Description of the task: Print all entries word for word.

★ ★ ★ ★ ★ ★ ★

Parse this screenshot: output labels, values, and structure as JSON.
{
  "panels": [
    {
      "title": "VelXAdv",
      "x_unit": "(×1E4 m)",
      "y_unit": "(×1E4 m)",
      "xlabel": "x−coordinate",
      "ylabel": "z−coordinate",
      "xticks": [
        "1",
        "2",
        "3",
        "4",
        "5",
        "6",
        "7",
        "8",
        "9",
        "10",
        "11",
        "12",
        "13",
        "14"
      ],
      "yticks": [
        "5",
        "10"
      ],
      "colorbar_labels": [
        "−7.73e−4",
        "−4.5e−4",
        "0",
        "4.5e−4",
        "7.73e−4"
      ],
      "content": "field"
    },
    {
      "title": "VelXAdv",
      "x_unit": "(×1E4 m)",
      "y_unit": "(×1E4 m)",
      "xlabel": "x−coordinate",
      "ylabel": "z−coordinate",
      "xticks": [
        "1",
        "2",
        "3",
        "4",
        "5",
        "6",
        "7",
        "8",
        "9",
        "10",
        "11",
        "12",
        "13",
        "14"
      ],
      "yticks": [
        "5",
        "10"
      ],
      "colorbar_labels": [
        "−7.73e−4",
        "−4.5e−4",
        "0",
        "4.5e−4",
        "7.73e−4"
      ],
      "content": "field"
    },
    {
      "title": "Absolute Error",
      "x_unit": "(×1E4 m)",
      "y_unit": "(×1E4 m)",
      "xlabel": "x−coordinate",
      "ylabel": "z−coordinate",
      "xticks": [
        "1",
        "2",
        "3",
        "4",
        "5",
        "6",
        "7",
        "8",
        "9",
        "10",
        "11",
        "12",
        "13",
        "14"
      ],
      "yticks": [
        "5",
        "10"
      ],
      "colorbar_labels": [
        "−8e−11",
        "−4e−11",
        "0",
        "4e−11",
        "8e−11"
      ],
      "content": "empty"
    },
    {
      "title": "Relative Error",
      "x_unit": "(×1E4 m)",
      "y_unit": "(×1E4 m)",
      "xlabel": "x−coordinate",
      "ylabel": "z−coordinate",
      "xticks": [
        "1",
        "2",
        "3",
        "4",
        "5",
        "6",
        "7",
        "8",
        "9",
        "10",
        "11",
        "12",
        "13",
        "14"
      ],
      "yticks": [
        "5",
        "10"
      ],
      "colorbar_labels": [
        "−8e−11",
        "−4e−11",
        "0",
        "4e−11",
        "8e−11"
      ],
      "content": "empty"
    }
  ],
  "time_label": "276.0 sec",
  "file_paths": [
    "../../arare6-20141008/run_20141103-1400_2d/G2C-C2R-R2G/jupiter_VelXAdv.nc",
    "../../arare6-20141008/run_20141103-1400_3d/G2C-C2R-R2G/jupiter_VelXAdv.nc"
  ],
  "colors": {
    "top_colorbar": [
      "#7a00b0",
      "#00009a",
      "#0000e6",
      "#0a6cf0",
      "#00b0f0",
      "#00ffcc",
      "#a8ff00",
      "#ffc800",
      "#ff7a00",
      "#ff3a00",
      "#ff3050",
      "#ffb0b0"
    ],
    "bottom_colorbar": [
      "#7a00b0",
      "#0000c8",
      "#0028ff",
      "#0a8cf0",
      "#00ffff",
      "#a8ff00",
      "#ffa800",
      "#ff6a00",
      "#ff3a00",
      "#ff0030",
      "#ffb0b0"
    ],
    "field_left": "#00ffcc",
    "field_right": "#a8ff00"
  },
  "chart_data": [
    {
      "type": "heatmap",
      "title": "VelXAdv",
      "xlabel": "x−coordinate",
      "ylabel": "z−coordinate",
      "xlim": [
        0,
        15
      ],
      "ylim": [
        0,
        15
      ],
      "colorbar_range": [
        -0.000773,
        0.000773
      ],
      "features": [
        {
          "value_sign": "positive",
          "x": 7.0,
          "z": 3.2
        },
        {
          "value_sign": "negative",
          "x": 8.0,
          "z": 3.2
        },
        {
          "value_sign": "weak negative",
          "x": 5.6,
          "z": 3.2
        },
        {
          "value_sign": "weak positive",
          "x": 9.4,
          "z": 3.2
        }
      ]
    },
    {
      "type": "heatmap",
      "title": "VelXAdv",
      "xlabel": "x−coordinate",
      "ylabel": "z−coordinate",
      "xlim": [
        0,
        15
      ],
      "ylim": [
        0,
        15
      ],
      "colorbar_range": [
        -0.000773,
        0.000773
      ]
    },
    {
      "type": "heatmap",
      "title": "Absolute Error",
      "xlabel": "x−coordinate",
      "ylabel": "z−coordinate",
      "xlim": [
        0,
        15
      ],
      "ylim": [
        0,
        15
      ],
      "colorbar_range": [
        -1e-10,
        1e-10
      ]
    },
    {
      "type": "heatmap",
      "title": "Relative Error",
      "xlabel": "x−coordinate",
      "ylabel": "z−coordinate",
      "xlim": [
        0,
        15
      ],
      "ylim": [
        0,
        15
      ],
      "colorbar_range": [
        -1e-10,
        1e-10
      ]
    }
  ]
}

★ ★ ★ ★ ★ ★ ★

Reply to the task:
Parse this screenshot: output labels, values, and structure as JSON.
{
  "panels": [
    {
      "title": "VelXAdv",
      "x_unit": "(×1E4 m)",
      "y_unit": "(×1E4 m)",
      "xlabel": "x−coordinate",
      "ylabel": "z−coordinate",
      "xticks": [
        "1",
        "2",
        "3",
        "4",
        "5",
        "6",
        "7",
        "8",
        "9",
        "10",
        "11",
        "12",
        "13",
        "14"
      ],
      "yticks": [
        "5",
        "10"
      ],
      "colorbar_labels": [
        "−7.73e−4",
        "−4.5e−4",
        "0",
        "4.5e−4",
        "7.73e−4"
      ],
      "content": "field"
    },
    {
      "title": "VelXAdv",
      "x_unit": "(×1E4 m)",
      "y_unit": "(×1E4 m)",
      "xlabel": "x−coordinate",
      "ylabel": "z−coordinate",
      "xticks": [
        "1",
        "2",
        "3",
        "4",
        "5",
        "6",
        "7",
        "8",
        "9",
        "10",
        "11",
        "12",
        "13",
        "14"
      ],
      "yticks": [
        "5",
        "10"
      ],
      "colorbar_labels": [
        "−7.73e−4",
        "−4.5e−4",
        "0",
        "4.5e−4",
        "7.73e−4"
      ],
      "content": "field"
    },
    {
      "title": "Absolute Error",
      "x_unit": "(×1E4 m)",
      "y_unit": "(×1E4 m)",
      "xlabel": "x−coordinate",
      "ylabel": "z−coordinate",
      "xticks": [
        "1",
        "2",
        "3",
        "4",
        "5",
        "6",
        "7",
        "8",
        "9",
        "10",
        "11",
        "12",
        "13",
        "14"
      ],
      "yticks": [
        "5",
        "10"
      ],
      "colorbar_labels": [
        "−8e−11",
        "−4e−11",
        "0",
        "4e−11",
        "8e−11"
      ],
      "content": "empty"
    },
    {
      "title": "Relative Error",
      "x_unit": "(×1E4 m)",
      "y_unit": "(×1E4 m)",
      "xlabel": "x−coordinate",
      "ylabel": "z−coordinate",
      "xticks": [
        "1",
        "2",
        "3",
        "4",
        "5",
        "6",
        "7",
        "8",
        "9",
        "10",
        "11",
        "12",
        "13",
        "14"
      ],
      "yticks": [
        "5",
        "10"
      ],
      "colorbar_labels": [
        "−8e−11",
        "−4e−11",
        "0",
        "4e−11",
        "8e−11"
      ],
      "content": "empty"
    }
  ],
  "time_label": "276.0 sec",
  "file_paths": [
    "../../arare6-20141008/run_20141103-1400_2d/G2C-C2R-R2G/jupiter_VelXAdv.nc",
    "../../arare6-20141008/run_20141103-1400_3d/G2C-C2R-R2G/jupiter_VelXAdv.nc"
  ],
  "colors": {
    "top_colorbar": [
      "#7a00b0",
      "#00009a",
      "#0000e6",
      "#0a6cf0",
      "#00b0f0",
      "#00ffcc",
      "#a8ff00",
      "#ffc800",
      "#ff7a00",
      "#ff3a00",
      "#ff3050",
      "#ffb0b0"
    ],
    "bottom_colorbar": [
      "#7a00b0",
      "#0000c8",
      "#0028ff",
      "#0a8cf0",
      "#00ffff",
      "#a8ff00",
      "#ffa800",
      "#ff6a00",
      "#ff3a00",
      "#ff0030",
      "#ffb0b0"
    ],
    "field_left": "#00ffcc",
    "field_right": "#a8ff00"
  },
  "chart_data": [
    {
      "type": "heatmap",
      "title": "VelXAdv",
      "xlabel": "x−coordinate",
      "ylabel": "z−coordinate",
      "xlim": [
        0,
        15
      ],
      "ylim": [
        0,
        15
      ],
      "colorbar_range": [
        -0.000773,
        0.000773
      ],
      "features": [
        {
          "value_sign": "positive",
          "x": 7.0,
          "z": 3.2
        },
        {
          "value_sign": "negative",
          "x": 8.0,
          "z": 3.2
        },
        {
          "value_sign": "weak negative",
          "x": 5.6,
          "z": 3.2
        },
        {
          "value_sign": "weak positive",
          "x": 9.4,
          "z": 3.2
        }
      ]
    },
    {
      "type": "heatmap",
      "title": "VelXAdv",
      "xlabel": "x−coordinate",
      "ylabel": "z−coordinate",
      "xlim": [
        0,
        15
      ],
      "ylim": [
        0,
        15
      ],
      "colorbar_range": [
        -0.000773,
        0.000773
      ]
    },
    {
      "type": "heatmap",
      "title": "Absolute Error",
      "xlabel": "x−coordinate",
      "ylabel": "z−coordinate",
      "xlim": [
        0,
        15
      ],
      "ylim": [
        0,
        15
      ],
      "colorbar_range": [
        -1e-10,
        1e-10
      ]
    },
    {
      "type": "heatmap",
      "title": "Relative Error",
      "xlabel": "x−coordinate",
      "ylabel": "z−coordinate",
      "xlim": [
        0,
        15
      ],
      "ylim": [
        0,
        15
      ],
      "colorbar_range": [
        -1e-10,
        1e-10
      ]
    }
  ]
}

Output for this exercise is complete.